** START Data **

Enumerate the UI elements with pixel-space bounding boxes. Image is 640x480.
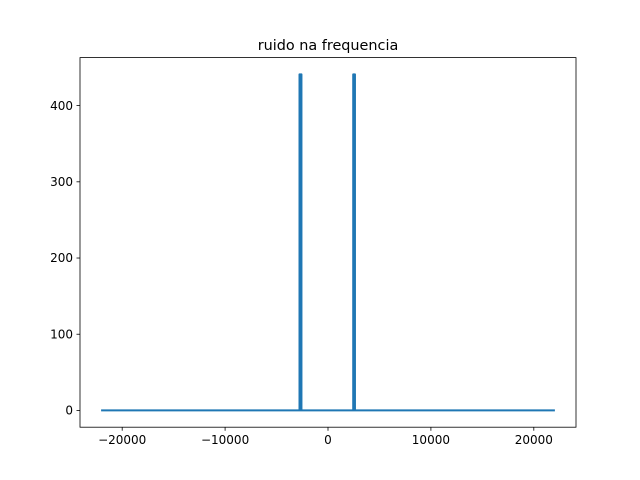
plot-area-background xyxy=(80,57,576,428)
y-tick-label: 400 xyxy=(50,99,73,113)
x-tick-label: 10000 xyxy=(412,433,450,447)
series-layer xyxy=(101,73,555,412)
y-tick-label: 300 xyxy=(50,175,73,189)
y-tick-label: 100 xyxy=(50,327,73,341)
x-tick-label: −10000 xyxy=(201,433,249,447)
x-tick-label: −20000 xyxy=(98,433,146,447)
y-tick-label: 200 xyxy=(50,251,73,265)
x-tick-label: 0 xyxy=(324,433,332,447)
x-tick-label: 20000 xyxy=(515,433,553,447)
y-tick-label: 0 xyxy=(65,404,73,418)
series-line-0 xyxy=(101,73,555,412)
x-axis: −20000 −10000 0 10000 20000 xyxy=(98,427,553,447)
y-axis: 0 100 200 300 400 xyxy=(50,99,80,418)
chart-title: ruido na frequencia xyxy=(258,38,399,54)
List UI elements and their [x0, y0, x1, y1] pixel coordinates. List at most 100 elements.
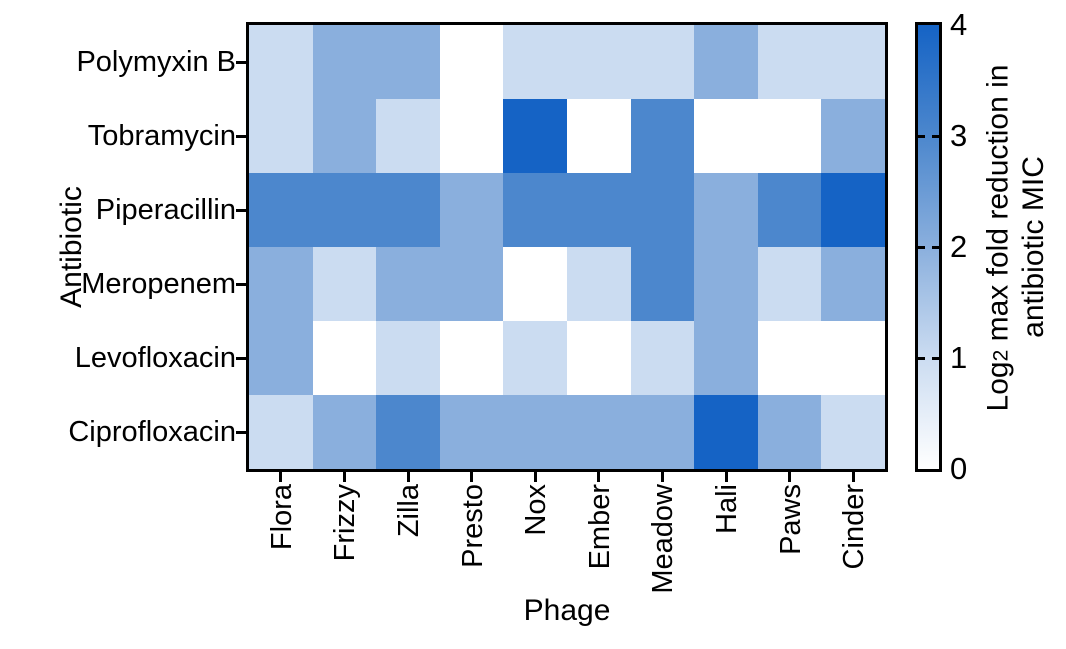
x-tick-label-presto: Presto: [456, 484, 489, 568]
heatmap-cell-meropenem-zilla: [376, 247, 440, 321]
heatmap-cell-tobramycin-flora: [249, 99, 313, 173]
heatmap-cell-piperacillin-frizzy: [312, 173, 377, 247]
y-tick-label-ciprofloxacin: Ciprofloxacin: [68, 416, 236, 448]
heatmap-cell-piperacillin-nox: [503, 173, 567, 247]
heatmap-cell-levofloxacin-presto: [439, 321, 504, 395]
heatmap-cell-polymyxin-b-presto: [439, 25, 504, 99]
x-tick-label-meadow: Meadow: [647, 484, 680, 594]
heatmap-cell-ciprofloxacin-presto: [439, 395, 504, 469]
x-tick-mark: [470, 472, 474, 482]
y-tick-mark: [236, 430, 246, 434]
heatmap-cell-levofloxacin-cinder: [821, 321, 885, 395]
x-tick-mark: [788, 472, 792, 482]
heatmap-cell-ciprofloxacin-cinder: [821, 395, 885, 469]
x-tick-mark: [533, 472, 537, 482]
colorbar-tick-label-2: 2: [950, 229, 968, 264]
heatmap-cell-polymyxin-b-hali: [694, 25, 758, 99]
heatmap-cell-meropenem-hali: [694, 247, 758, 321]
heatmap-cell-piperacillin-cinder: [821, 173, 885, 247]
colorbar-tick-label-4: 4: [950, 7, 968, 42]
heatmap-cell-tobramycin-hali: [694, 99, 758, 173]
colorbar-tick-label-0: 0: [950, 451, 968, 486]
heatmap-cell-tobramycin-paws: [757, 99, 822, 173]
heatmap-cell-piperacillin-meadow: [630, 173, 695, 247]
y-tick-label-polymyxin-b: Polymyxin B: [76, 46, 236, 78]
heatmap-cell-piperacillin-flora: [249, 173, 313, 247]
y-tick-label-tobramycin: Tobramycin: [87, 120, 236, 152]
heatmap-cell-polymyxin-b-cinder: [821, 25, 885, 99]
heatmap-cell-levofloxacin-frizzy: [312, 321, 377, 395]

** END Data **

## Requirements
Reproduce the lines of all the items above with every "heatmap-cell" renamed to "grid-cell" and nothing else altered. Leave the pictures out.

## Task output
Enumerate the UI elements with pixel-space bounding boxes. Image is 640x480.
plot-area-background xyxy=(80,57,576,428)
y-tick-label: 400 xyxy=(50,99,73,113)
x-tick-label: 10000 xyxy=(412,433,450,447)
series-layer xyxy=(101,73,555,412)
y-tick-label: 300 xyxy=(50,175,73,189)
y-tick-label: 100 xyxy=(50,327,73,341)
x-tick-label: −10000 xyxy=(201,433,249,447)
x-tick-label: −20000 xyxy=(98,433,146,447)
y-tick-label: 200 xyxy=(50,251,73,265)
x-tick-label: 0 xyxy=(324,433,332,447)
x-tick-label: 20000 xyxy=(515,433,553,447)
y-tick-label: 0 xyxy=(65,404,73,418)
series-line-0 xyxy=(101,73,555,412)
x-axis: −20000 −10000 0 10000 20000 xyxy=(98,427,553,447)
y-axis: 0 100 200 300 400 xyxy=(50,99,80,418)
chart-title: ruido na frequencia xyxy=(258,38,399,54)
List UI elements and their [x0, y0, x1, y1] pixel coordinates. List at most 100 elements.
x-tick-label-presto: Presto: [456, 484, 489, 568]
grid-cell-meropenem-zilla: [376, 247, 440, 321]
grid-cell-tobramycin-flora: [249, 99, 313, 173]
grid-cell-piperacillin-frizzy: [312, 173, 377, 247]
y-tick-label-ciprofloxacin: Ciprofloxacin: [68, 416, 236, 448]
grid-cell-piperacillin-nox: [503, 173, 567, 247]
grid-cell-levofloxacin-presto: [439, 321, 504, 395]
grid-cell-polymyxin-b-presto: [439, 25, 504, 99]
x-tick-label-meadow: Meadow: [647, 484, 680, 594]
grid-cell-ciprofloxacin-presto: [439, 395, 504, 469]
x-tick-mark: [470, 472, 474, 482]
y-tick-mark: [236, 430, 246, 434]
grid-cell-levofloxacin-cinder: [821, 321, 885, 395]
x-tick-mark: [788, 472, 792, 482]
grid-cell-ciprofloxacin-cinder: [821, 395, 885, 469]
x-tick-mark: [533, 472, 537, 482]
colorbar-tick-label-2: 2: [950, 229, 968, 264]
grid-cell-polymyxin-b-hali: [694, 25, 758, 99]
grid-cell-meropenem-hali: [694, 247, 758, 321]
grid-cell-piperacillin-cinder: [821, 173, 885, 247]
colorbar-tick-label-4: 4: [950, 7, 968, 42]
grid-cell-tobramycin-hali: [694, 99, 758, 173]
colorbar-tick-label-0: 0: [950, 451, 968, 486]
grid-cell-tobramycin-paws: [757, 99, 822, 173]
grid-cell-piperacillin-meadow: [630, 173, 695, 247]
y-tick-label-polymyxin-b: Polymyxin B: [76, 46, 236, 78]
grid-cell-piperacillin-flora: [249, 173, 313, 247]
y-tick-label-tobramycin: Tobramycin: [87, 120, 236, 152]
grid-cell-polymyxin-b-cinder: [821, 25, 885, 99]
grid-cell-levofloxacin-frizzy: [312, 321, 377, 395]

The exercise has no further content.